* Required work
Using the data below, determine the number of lines that include the string "Eligibility". Write only that number.
——
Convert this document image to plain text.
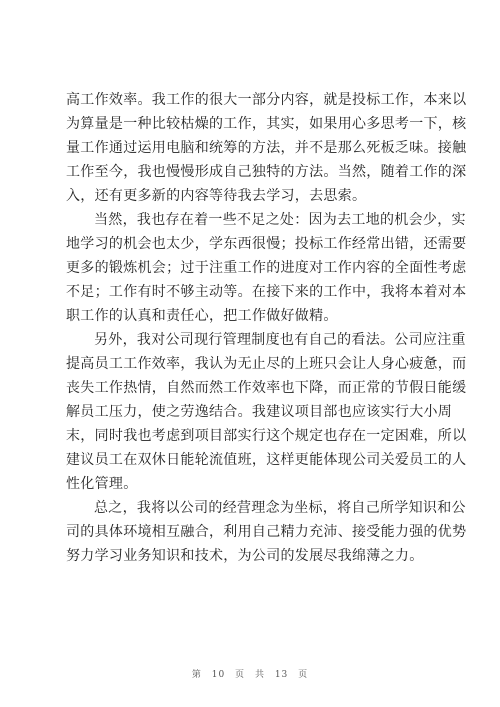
高工作效率。我工作的很大一部分内容，就是投标工作，本来以

为算量是一种比较枯燥的工作，其实，如果用心多思考一下，核

量工作通过运用电脑和统筹的方法，并不是那么死板乏味。接触

工作至今，我也慢慢形成自己独特的方法。当然，随着工作的深

入，还有更多新的内容等待我去学习，去思索。

当然，我也存在着一些不足之处：因为去工地的机会少，实

地学习的机会也太少，学东西很慢；投标工作经常出错，还需要

更多的锻炼机会；过于注重工作的进度对工作内容的全面性考虑

不足；工作有时不够主动等。在接下来的工作中，我将本着对本

职工作的认真和责任心，把工作做好做精。

另外，我对公司现行管理制度也有自己的看法。公司应注重

提高员工工作效率，我认为无止尽的上班只会让人身心疲惫，而

丧失工作热情，自然而然工作效率也下降，而正常的节假日能缓

解员工压力，使之劳逸结合。我建议项目部也应该实行大小周

末，同时我也考虑到项目部实行这个规定也存在一定困难，所以

建议员工在双休日能轮流值班，这样更能体现公司关爱员工的人

性化管理。

总之，我将以公司的经营理念为坐标，将自己所学知识和公

司的具体环境相互融合，利用自己精力充沛、接受能力强的优势

努力学习业务知识和技术，为公司的发展尽我绵薄之力。

第 10 页 共 13 页
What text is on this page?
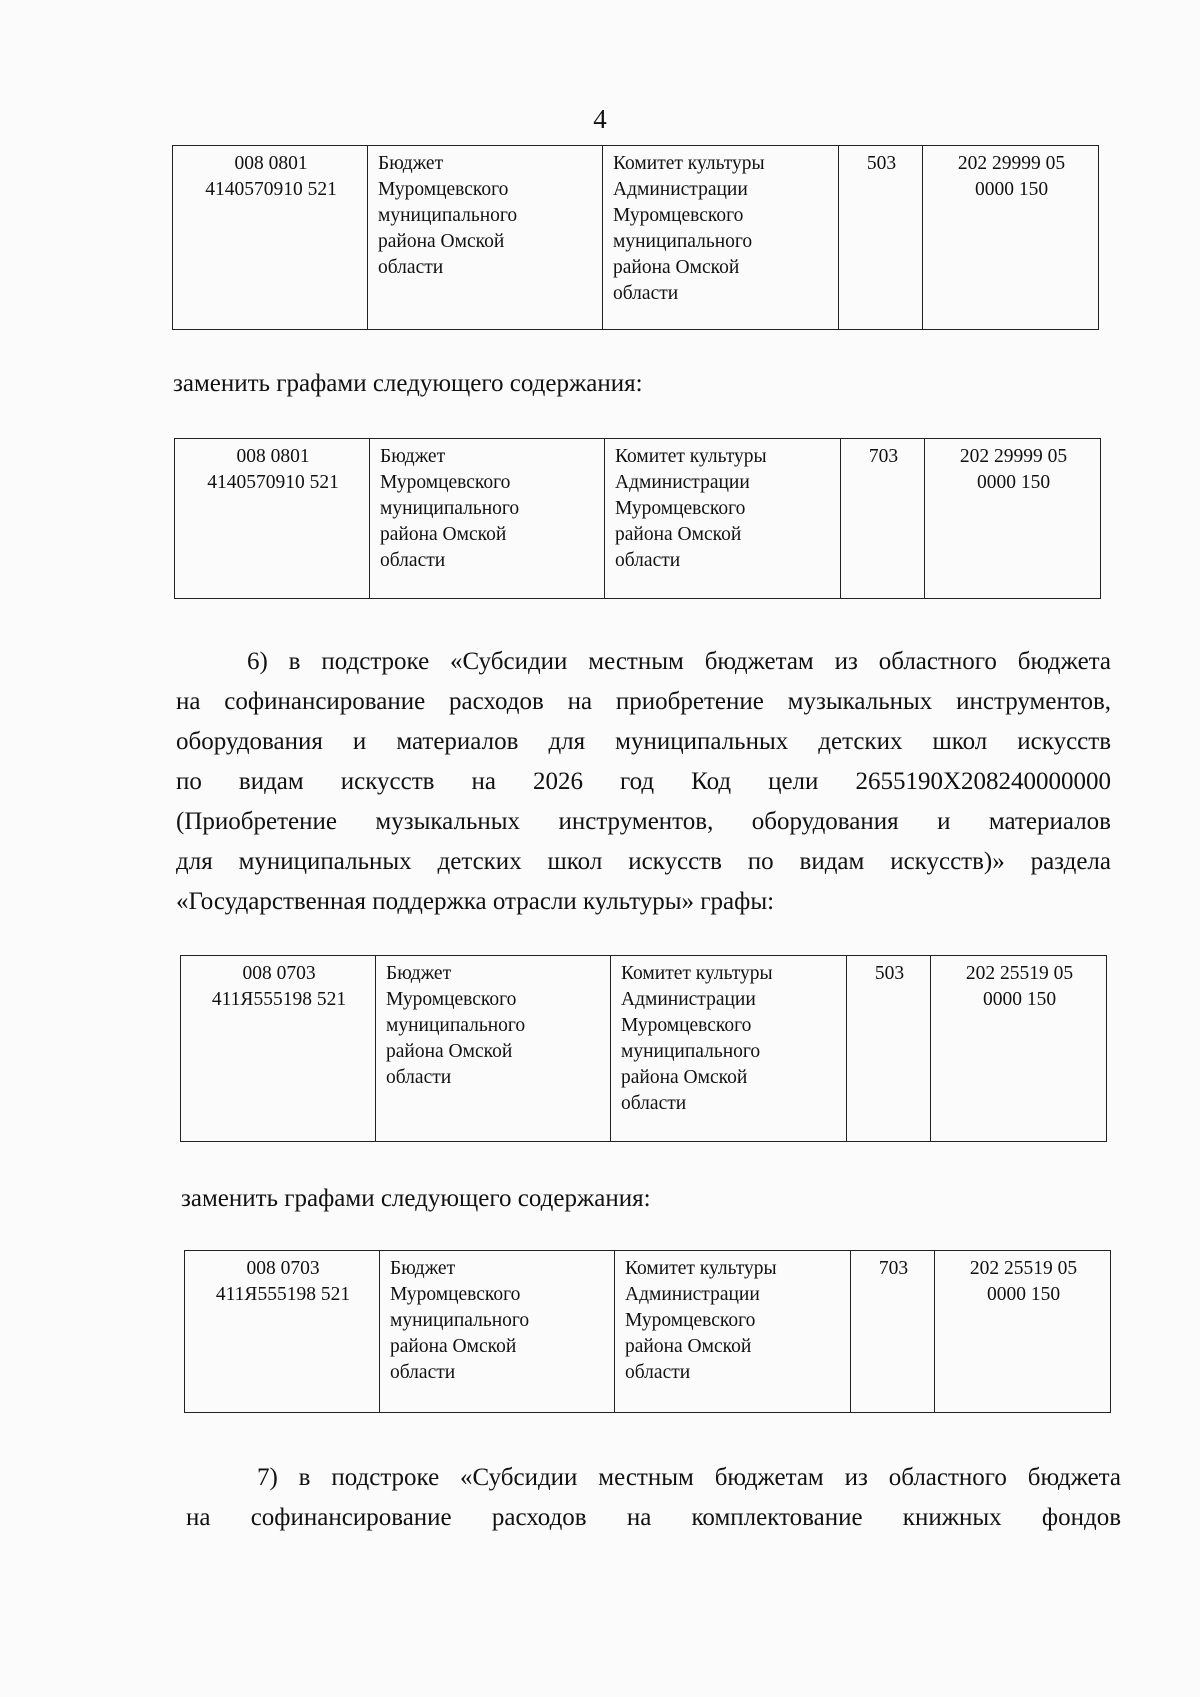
4
008 0801
4140570910 521	Бюджет
Муромцевского
муниципального
района Омской
области	Комитет культуры
Администрации
Муромцевского
муниципального
района Омской
области	503	202 29999 05
0000 150
заменить графами следующего содержания:
008 0801
4140570910 521	Бюджет
Муромцевского
муниципального
района Омской
области	Комитет культуры
Администрации
Муромцевского
района Омской
области	703	202 29999 05
0000 150
6) в подстроке «Субсидии местным бюджетам из областного бюджета
на софинансирование расходов на приобретение музыкальных инструментов,
оборудования и материалов для муниципальных детских школ искусств
по видам искусств на 2026 год Код цели 2655190Х208240000000
(Приобретение музыкальных инструментов, оборудования и материалов
для муниципальных детских школ искусств по видам искусств)» раздела
«Государственная поддержка отрасли культуры» графы:
008 0703
411Я555198 521	Бюджет
Муромцевского
муниципального
района Омской
области	Комитет культуры
Администрации
Муромцевского
муниципального
района Омской
области	503	202 25519 05
0000 150
заменить графами следующего содержания:
008 0703
411Я555198 521	Бюджет
Муромцевского
муниципального
района Омской
области	Комитет культуры
Администрации
Муромцевского
района Омской
области	703	202 25519 05
0000 150
7) в подстроке «Субсидии местным бюджетам из областного бюджета
на софинансирование расходов на комплектование книжных фондов
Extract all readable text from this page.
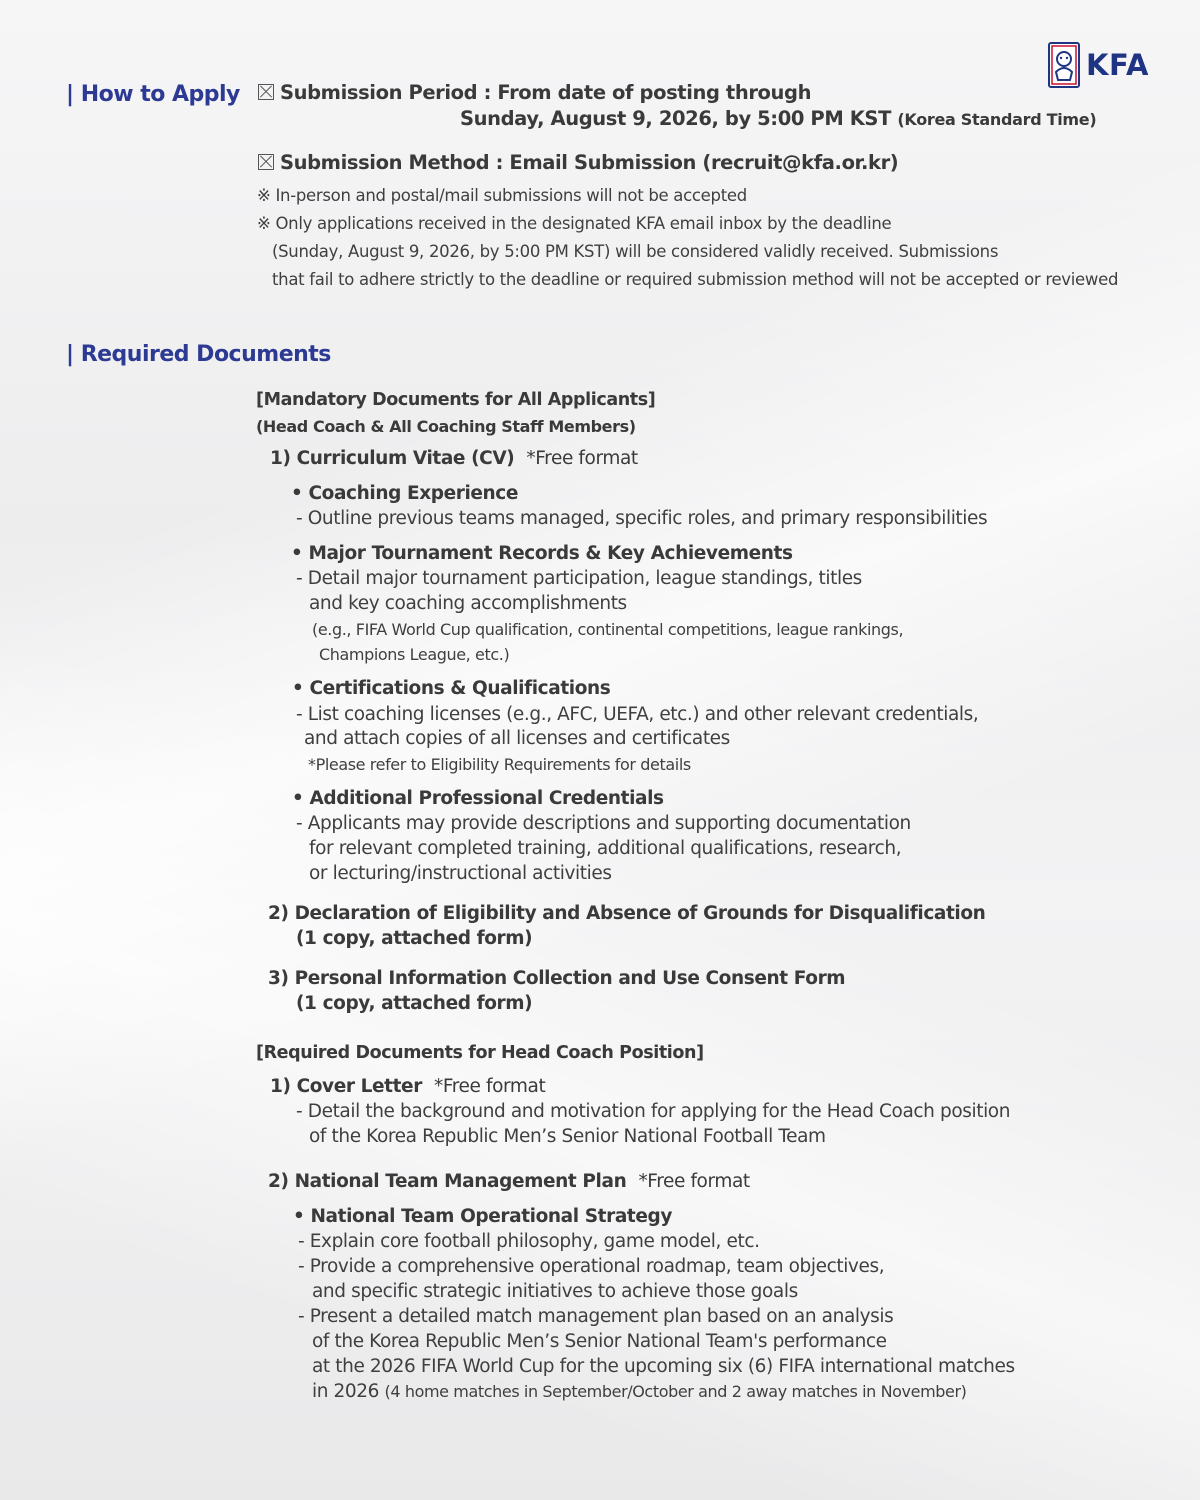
KFA
| How to Apply	Submission Period : From date of posting through
Sunday, August 9, 2026, by 5:00 PM KST (Korea Standard Time)
Submission Method : Email Submission (recruit@kfa.or.kr)
※ In-person and postal/mail submissions will not be accepted
※ Only applications received in the designated KFA email inbox by the deadline
(Sunday, August 9, 2026, by 5:00 PM KST) will be considered validly received. Submissions
that fail to adhere strictly to the deadline or required submission method will not be accepted or reviewed
| Required Documents
[Mandatory Documents for All Applicants]
(Head Coach & All Coaching Staff Members)
1) Curriculum Vitae (CV) *Free format
• Coaching Experience
- Outline previous teams managed, specific roles, and primary responsibilities
• Major Tournament Records & Key Achievements
- Detail major tournament participation, league standings, titles
and key coaching accomplishments
(e.g., FIFA World Cup qualification, continental competitions, league rankings,
Champions League, etc.)
• Certifications & Qualifications
- List coaching licenses (e.g., AFC, UEFA, etc.) and other relevant credentials,
and attach copies of all licenses and certificates
*Please refer to Eligibility Requirements for details
• Additional Professional Credentials
- Applicants may provide descriptions and supporting documentation
for relevant completed training, additional qualifications, research,
or lecturing/instructional activities
2) Declaration of Eligibility and Absence of Grounds for Disqualification
(1 copy, attached form)
3) Personal Information Collection and Use Consent Form
(1 copy, attached form)
[Required Documents for Head Coach Position]
1) Cover Letter *Free format
- Detail the background and motivation for applying for the Head Coach position
of the Korea Republic Men’s Senior National Football Team
2) National Team Management Plan *Free format
• National Team Operational Strategy
- Explain core football philosophy, game model, etc.
- Provide a comprehensive operational roadmap, team objectives,
and specific strategic initiatives to achieve those goals
- Present a detailed match management plan based on an analysis
of the Korea Republic Men’s Senior National Team's performance
at the 2026 FIFA World Cup for the upcoming six (6) FIFA international matches
in 2026 (4 home matches in September/October and 2 away matches in November)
——
* Correct result
2